## Stored items from a collection:
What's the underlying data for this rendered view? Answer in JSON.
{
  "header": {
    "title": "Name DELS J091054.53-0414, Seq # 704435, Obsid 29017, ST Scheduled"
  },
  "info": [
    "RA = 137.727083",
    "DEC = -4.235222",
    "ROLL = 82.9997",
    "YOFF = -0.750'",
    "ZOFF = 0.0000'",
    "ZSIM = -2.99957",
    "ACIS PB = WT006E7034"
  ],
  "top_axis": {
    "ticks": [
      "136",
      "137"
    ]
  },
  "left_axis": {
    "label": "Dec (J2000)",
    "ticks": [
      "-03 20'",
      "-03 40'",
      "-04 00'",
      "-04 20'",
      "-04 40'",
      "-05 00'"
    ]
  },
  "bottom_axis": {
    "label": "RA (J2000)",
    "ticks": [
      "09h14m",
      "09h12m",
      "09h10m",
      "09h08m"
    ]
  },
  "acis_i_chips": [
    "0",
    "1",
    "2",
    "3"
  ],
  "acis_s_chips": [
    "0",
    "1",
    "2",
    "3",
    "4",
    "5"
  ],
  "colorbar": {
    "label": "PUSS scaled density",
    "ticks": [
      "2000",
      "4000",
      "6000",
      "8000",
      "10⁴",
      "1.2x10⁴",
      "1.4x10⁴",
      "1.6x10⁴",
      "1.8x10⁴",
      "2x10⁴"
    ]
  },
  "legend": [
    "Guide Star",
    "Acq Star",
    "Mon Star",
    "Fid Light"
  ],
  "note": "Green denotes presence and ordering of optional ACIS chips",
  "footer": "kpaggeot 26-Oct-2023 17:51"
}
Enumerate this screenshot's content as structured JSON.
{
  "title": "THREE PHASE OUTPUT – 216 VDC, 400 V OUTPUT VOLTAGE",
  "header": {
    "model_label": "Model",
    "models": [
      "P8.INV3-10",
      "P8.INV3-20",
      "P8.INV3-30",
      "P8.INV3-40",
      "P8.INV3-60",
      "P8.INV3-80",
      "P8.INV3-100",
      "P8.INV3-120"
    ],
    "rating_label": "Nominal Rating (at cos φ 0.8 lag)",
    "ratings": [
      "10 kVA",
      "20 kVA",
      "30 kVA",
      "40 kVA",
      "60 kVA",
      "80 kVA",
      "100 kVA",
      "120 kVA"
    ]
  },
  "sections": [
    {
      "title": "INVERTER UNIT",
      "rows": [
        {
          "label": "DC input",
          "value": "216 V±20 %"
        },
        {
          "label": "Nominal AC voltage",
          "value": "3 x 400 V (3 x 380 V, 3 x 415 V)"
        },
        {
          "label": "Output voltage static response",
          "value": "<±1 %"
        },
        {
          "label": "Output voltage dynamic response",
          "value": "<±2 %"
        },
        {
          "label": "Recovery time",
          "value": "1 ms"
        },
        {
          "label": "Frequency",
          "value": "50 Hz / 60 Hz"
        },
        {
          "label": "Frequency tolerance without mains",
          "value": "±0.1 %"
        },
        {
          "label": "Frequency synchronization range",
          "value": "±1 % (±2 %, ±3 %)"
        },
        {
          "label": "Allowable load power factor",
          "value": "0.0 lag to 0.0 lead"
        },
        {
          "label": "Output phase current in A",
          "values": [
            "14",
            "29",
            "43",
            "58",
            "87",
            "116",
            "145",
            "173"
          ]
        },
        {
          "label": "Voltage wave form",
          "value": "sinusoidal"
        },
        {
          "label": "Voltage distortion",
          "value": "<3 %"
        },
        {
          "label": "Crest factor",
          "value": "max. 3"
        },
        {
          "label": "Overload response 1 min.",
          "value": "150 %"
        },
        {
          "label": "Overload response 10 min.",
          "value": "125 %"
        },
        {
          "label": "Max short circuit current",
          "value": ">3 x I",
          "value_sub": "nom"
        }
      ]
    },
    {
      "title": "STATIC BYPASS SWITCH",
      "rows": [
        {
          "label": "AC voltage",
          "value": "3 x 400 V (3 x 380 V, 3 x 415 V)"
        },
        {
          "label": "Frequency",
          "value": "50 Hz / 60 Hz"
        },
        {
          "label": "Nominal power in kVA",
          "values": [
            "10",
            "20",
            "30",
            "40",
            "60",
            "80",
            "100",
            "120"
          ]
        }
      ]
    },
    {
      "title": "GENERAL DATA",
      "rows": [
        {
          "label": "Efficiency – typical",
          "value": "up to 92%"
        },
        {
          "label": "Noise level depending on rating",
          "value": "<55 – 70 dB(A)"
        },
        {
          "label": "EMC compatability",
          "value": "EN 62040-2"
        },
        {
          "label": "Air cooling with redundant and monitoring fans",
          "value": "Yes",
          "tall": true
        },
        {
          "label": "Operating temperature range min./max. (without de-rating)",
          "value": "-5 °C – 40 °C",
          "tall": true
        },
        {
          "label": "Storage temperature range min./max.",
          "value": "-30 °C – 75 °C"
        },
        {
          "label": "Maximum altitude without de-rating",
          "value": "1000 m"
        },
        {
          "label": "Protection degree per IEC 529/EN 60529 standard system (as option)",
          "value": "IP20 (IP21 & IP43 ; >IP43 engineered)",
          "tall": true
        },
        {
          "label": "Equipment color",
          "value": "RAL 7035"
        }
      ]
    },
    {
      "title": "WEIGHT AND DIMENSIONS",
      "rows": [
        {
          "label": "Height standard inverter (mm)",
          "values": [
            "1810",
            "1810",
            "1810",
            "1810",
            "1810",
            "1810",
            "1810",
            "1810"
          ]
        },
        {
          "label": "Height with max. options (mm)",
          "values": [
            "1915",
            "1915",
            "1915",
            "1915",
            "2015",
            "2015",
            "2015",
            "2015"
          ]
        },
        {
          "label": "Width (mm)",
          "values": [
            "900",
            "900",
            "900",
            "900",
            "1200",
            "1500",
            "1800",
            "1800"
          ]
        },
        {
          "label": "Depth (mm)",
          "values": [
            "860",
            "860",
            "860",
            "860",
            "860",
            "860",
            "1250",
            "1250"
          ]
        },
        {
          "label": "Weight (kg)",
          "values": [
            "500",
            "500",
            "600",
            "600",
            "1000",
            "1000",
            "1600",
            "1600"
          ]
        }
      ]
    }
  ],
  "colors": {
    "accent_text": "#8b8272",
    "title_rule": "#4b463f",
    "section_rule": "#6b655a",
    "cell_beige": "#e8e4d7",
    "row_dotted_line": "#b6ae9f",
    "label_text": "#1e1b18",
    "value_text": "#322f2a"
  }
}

## OBJECTIVE:
Give a word-for-word copy of the records.

## REPLY TO THE EXERCISE:
What's the underlying data for this rendered view? Answer in JSON.
{
  "header": {
    "title": "Name DELS J091054.53-0414, Seq # 704435, Obsid 29017, ST Scheduled"
  },
  "info": [
    "RA = 137.727083",
    "DEC = -4.235222",
    "ROLL = 82.9997",
    "YOFF = -0.750'",
    "ZOFF = 0.0000'",
    "ZSIM = -2.99957",
    "ACIS PB = WT006E7034"
  ],
  "top_axis": {
    "ticks": [
      "136",
      "137"
    ]
  },
  "left_axis": {
    "label": "Dec (J2000)",
    "ticks": [
      "-03 20'",
      "-03 40'",
      "-04 00'",
      "-04 20'",
      "-04 40'",
      "-05 00'"
    ]
  },
  "bottom_axis": {
    "label": "RA (J2000)",
    "ticks": [
      "09h14m",
      "09h12m",
      "09h10m",
      "09h08m"
    ]
  },
  "acis_i_chips": [
    "0",
    "1",
    "2",
    "3"
  ],
  "acis_s_chips": [
    "0",
    "1",
    "2",
    "3",
    "4",
    "5"
  ],
  "colorbar": {
    "label": "PUSS scaled density",
    "ticks": [
      "2000",
      "4000",
      "6000",
      "8000",
      "10⁴",
      "1.2x10⁴",
      "1.4x10⁴",
      "1.6x10⁴",
      "1.8x10⁴",
      "2x10⁴"
    ]
  },
  "legend": [
    "Guide Star",
    "Acq Star",
    "Mon Star",
    "Fid Light"
  ],
  "note": "Green denotes presence and ordering of optional ACIS chips",
  "footer": "kpaggeot 26-Oct-2023 17:51"
}
Enumerate this screenshot's content as structured JSON.
{
  "title": "THREE PHASE OUTPUT – 216 VDC, 400 V OUTPUT VOLTAGE",
  "header": {
    "model_label": "Model",
    "models": [
      "P8.INV3-10",
      "P8.INV3-20",
      "P8.INV3-30",
      "P8.INV3-40",
      "P8.INV3-60",
      "P8.INV3-80",
      "P8.INV3-100",
      "P8.INV3-120"
    ],
    "rating_label": "Nominal Rating (at cos φ 0.8 lag)",
    "ratings": [
      "10 kVA",
      "20 kVA",
      "30 kVA",
      "40 kVA",
      "60 kVA",
      "80 kVA",
      "100 kVA",
      "120 kVA"
    ]
  },
  "sections": [
    {
      "title": "INVERTER UNIT",
      "rows": [
        {
          "label": "DC input",
          "value": "216 V±20 %"
        },
        {
          "label": "Nominal AC voltage",
          "value": "3 x 400 V (3 x 380 V, 3 x 415 V)"
        },
        {
          "label": "Output voltage static response",
          "value": "<±1 %"
        },
        {
          "label": "Output voltage dynamic response",
          "value": "<±2 %"
        },
        {
          "label": "Recovery time",
          "value": "1 ms"
        },
        {
          "label": "Frequency",
          "value": "50 Hz / 60 Hz"
        },
        {
          "label": "Frequency tolerance without mains",
          "value": "±0.1 %"
        },
        {
          "label": "Frequency synchronization range",
          "value": "±1 % (±2 %, ±3 %)"
        },
        {
          "label": "Allowable load power factor",
          "value": "0.0 lag to 0.0 lead"
        },
        {
          "label": "Output phase current in A",
          "values": [
            "14",
            "29",
            "43",
            "58",
            "87",
            "116",
            "145",
            "173"
          ]
        },
        {
          "label": "Voltage wave form",
          "value": "sinusoidal"
        },
        {
          "label": "Voltage distortion",
          "value": "<3 %"
        },
        {
          "label": "Crest factor",
          "value": "max. 3"
        },
        {
          "label": "Overload response 1 min.",
          "value": "150 %"
        },
        {
          "label": "Overload response 10 min.",
          "value": "125 %"
        },
        {
          "label": "Max short circuit current",
          "value": ">3 x I",
          "value_sub": "nom"
        }
      ]
    },
    {
      "title": "STATIC BYPASS SWITCH",
      "rows": [
        {
          "label": "AC voltage",
          "value": "3 x 400 V (3 x 380 V, 3 x 415 V)"
        },
        {
          "label": "Frequency",
          "value": "50 Hz / 60 Hz"
        },
        {
          "label": "Nominal power in kVA",
          "values": [
            "10",
            "20",
            "30",
            "40",
            "60",
            "80",
            "100",
            "120"
          ]
        }
      ]
    },
    {
      "title": "GENERAL DATA",
      "rows": [
        {
          "label": "Efficiency – typical",
          "value": "up to 92%"
        },
        {
          "label": "Noise level depending on rating",
          "value": "<55 – 70 dB(A)"
        },
        {
          "label": "EMC compatability",
          "value": "EN 62040-2"
        },
        {
          "label": "Air cooling with redundant and monitoring fans",
          "value": "Yes",
          "tall": true
        },
        {
          "label": "Operating temperature range min./max. (without de-rating)",
          "value": "-5 °C – 40 °C",
          "tall": true
        },
        {
          "label": "Storage temperature range min./max.",
          "value": "-30 °C – 75 °C"
        },
        {
          "label": "Maximum altitude without de-rating",
          "value": "1000 m"
        },
        {
          "label": "Protection degree per IEC 529/EN 60529 standard system (as option)",
          "value": "IP20 (IP21 & IP43 ; >IP43 engineered)",
          "tall": true
        },
        {
          "label": "Equipment color",
          "value": "RAL 7035"
        }
      ]
    },
    {
      "title": "WEIGHT AND DIMENSIONS",
      "rows": [
        {
          "label": "Height standard inverter (mm)",
          "values": [
            "1810",
            "1810",
            "1810",
            "1810",
            "1810",
            "1810",
            "1810",
            "1810"
          ]
        },
        {
          "label": "Height with max. options (mm)",
          "values": [
            "1915",
            "1915",
            "1915",
            "1915",
            "2015",
            "2015",
            "2015",
            "2015"
          ]
        },
        {
          "label": "Width (mm)",
          "values": [
            "900",
            "900",
            "900",
            "900",
            "1200",
            "1500",
            "1800",
            "1800"
          ]
        },
        {
          "label": "Depth (mm)",
          "values": [
            "860",
            "860",
            "860",
            "860",
            "860",
            "860",
            "1250",
            "1250"
          ]
        },
        {
          "label": "Weight (kg)",
          "values": [
            "500",
            "500",
            "600",
            "600",
            "1000",
            "1000",
            "1600",
            "1600"
          ]
        }
      ]
    }
  ],
  "colors": {
    "accent_text": "#8b8272",
    "title_rule": "#4b463f",
    "section_rule": "#6b655a",
    "cell_beige": "#e8e4d7",
    "row_dotted_line": "#b6ae9f",
    "label_text": "#1e1b18",
    "value_text": "#322f2a"
  }
}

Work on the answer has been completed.